→ **WHAT TO WORK ON**: Count the lines below that contain the word "acids" and give only that number.

→ **DATA LINES**:

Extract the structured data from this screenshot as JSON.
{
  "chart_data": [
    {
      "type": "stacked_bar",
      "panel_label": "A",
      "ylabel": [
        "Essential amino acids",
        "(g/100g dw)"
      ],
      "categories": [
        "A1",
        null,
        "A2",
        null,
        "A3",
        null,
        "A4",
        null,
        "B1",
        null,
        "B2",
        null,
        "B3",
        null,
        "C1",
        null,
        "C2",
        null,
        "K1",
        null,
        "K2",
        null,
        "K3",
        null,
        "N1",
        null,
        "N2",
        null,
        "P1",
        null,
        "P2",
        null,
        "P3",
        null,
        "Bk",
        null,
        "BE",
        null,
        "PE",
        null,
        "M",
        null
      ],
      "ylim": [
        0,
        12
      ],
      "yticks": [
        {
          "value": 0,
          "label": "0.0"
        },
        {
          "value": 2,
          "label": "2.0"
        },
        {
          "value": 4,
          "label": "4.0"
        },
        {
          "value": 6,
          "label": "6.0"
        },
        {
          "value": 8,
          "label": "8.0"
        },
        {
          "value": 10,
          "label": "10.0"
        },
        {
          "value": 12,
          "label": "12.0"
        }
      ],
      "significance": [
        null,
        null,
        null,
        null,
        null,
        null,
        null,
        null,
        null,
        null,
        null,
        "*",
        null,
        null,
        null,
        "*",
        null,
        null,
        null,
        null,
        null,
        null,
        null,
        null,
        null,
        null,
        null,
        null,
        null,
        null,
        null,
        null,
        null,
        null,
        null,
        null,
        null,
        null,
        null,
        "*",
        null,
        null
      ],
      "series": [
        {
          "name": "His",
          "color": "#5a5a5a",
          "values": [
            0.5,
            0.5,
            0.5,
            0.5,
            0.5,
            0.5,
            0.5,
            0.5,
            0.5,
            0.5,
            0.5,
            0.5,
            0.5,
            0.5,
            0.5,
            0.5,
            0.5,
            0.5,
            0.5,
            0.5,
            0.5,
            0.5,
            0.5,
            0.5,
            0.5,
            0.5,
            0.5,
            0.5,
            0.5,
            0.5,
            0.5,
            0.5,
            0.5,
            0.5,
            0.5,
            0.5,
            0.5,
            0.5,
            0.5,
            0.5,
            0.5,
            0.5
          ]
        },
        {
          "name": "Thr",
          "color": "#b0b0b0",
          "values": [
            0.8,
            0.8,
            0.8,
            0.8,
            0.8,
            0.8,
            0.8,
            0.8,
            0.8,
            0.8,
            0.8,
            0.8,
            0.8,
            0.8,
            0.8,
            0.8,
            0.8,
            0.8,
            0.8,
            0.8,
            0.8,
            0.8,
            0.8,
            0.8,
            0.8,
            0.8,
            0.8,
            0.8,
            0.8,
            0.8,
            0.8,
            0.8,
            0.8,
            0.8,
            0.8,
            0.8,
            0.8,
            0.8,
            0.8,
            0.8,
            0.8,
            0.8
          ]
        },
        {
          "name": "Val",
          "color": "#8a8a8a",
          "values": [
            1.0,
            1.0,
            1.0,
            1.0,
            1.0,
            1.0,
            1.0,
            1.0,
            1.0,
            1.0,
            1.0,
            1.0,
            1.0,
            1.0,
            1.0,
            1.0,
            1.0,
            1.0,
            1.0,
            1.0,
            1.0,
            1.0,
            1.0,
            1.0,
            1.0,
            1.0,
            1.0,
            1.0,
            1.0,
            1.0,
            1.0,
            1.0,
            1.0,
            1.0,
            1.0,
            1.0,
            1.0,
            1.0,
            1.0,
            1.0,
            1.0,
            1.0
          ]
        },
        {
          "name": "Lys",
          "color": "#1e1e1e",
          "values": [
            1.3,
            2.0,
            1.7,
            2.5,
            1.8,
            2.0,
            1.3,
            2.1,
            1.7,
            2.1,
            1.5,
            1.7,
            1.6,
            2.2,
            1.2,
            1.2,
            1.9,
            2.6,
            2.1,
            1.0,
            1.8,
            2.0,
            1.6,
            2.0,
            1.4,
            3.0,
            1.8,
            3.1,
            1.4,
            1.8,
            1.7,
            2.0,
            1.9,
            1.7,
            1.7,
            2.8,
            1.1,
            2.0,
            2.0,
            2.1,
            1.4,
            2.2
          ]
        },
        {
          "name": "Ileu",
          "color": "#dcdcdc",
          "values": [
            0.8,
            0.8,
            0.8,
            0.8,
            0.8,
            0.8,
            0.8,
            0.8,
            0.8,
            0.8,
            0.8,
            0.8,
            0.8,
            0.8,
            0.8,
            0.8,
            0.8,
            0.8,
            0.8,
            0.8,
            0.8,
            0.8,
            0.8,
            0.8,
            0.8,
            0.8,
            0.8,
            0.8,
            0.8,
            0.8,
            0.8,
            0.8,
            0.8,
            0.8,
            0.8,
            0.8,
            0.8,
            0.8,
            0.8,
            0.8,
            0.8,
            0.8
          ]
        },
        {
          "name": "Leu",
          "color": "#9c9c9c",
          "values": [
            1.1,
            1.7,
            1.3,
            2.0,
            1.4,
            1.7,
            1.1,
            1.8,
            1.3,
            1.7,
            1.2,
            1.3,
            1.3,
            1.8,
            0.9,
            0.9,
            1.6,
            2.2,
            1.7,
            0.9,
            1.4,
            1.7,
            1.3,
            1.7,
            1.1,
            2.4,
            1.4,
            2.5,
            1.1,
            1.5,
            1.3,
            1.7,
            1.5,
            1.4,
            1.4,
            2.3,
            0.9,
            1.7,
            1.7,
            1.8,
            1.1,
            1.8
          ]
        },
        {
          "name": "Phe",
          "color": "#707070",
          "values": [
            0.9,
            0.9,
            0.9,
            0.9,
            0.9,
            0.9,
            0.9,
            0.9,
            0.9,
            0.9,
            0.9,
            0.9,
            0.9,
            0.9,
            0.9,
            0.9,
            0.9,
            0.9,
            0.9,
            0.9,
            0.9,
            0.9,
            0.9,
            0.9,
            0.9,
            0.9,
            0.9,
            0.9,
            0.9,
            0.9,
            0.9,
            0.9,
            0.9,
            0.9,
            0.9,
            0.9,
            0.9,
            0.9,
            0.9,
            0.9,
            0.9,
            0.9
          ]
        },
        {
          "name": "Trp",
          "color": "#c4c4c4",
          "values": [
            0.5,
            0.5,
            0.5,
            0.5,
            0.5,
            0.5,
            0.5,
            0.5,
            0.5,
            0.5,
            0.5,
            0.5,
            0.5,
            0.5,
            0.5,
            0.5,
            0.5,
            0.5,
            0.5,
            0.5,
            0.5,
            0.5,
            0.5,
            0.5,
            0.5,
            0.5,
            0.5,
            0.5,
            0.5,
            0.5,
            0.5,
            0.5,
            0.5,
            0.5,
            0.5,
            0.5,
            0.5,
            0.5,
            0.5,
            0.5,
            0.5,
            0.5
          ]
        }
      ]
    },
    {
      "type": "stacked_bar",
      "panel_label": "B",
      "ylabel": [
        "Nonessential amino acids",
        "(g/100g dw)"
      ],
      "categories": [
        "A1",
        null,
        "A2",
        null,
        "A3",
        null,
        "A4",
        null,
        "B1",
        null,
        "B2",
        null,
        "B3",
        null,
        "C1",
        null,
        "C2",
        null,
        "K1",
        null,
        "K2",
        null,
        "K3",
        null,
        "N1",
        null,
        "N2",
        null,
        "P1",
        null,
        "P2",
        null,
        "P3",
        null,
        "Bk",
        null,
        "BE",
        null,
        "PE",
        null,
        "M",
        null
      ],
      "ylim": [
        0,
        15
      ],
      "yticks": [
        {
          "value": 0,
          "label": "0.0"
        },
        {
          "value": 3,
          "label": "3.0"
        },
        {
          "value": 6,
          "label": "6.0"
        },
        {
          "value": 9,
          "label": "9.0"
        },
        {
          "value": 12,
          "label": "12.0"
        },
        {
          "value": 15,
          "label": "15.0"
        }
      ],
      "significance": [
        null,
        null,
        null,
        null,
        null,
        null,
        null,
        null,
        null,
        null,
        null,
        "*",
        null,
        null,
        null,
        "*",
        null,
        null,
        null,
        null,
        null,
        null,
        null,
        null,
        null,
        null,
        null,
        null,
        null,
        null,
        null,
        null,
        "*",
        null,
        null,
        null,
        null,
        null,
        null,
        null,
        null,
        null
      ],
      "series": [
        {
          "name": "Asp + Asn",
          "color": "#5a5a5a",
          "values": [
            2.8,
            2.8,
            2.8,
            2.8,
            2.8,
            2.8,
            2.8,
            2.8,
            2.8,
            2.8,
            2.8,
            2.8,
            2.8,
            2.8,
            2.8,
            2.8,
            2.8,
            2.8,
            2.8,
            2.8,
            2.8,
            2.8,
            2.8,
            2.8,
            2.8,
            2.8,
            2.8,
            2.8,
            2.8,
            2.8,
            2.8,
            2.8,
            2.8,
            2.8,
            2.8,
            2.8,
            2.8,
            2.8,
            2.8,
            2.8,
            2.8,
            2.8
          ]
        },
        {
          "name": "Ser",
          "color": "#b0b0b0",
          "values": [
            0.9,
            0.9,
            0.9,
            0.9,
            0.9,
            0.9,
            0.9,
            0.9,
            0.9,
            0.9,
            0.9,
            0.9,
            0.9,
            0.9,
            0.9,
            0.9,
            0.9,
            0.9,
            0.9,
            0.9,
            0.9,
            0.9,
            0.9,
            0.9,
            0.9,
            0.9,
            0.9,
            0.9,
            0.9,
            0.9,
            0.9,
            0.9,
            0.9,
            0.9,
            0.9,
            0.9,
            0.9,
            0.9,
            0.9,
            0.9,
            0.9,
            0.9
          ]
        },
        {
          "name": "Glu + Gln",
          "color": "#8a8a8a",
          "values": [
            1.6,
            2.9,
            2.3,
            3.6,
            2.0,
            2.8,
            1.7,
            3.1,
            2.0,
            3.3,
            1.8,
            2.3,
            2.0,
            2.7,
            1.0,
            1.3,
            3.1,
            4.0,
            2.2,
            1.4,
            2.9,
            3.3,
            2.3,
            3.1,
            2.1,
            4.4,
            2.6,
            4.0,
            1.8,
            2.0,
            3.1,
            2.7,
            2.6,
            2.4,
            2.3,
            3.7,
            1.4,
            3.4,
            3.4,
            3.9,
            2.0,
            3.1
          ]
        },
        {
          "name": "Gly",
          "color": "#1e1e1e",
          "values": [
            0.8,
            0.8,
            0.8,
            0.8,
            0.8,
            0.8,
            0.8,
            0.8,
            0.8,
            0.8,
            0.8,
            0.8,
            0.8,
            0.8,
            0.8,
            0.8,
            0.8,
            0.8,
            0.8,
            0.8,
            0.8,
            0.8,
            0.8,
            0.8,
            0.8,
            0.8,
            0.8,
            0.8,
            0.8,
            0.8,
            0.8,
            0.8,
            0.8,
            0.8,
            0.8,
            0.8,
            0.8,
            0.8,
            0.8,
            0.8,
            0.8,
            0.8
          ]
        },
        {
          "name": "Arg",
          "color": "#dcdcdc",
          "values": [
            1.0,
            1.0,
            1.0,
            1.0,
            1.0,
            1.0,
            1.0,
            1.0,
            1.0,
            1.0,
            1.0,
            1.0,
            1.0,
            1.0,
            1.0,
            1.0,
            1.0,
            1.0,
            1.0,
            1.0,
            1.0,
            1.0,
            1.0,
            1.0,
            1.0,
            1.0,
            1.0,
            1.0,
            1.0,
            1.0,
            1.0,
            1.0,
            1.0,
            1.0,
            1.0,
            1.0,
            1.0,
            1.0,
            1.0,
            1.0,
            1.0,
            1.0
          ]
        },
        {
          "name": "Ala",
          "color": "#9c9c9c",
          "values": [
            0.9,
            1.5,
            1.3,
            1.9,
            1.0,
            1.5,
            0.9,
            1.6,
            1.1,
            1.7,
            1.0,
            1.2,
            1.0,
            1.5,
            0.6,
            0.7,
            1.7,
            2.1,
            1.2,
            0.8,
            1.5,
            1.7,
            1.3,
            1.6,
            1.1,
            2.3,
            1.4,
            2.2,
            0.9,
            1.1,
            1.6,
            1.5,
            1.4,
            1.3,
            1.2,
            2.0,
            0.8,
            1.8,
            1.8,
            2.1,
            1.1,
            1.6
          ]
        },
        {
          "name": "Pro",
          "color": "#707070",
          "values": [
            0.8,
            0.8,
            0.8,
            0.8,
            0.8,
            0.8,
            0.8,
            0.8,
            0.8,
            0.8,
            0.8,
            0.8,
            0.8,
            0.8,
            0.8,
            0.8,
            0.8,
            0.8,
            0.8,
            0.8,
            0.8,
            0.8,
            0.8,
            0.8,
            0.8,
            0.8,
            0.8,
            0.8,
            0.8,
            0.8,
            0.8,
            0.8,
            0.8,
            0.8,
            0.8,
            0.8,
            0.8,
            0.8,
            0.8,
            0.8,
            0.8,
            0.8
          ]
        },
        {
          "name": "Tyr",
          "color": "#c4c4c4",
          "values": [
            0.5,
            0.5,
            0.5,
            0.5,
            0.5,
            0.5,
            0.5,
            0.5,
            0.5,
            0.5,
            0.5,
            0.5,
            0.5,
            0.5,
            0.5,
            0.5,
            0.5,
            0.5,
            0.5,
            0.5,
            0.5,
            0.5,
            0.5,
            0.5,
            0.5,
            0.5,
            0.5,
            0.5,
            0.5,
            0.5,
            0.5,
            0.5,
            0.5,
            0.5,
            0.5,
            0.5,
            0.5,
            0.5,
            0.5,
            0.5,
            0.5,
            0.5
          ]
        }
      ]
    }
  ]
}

→ **COMPLETE OUTPUT**: 2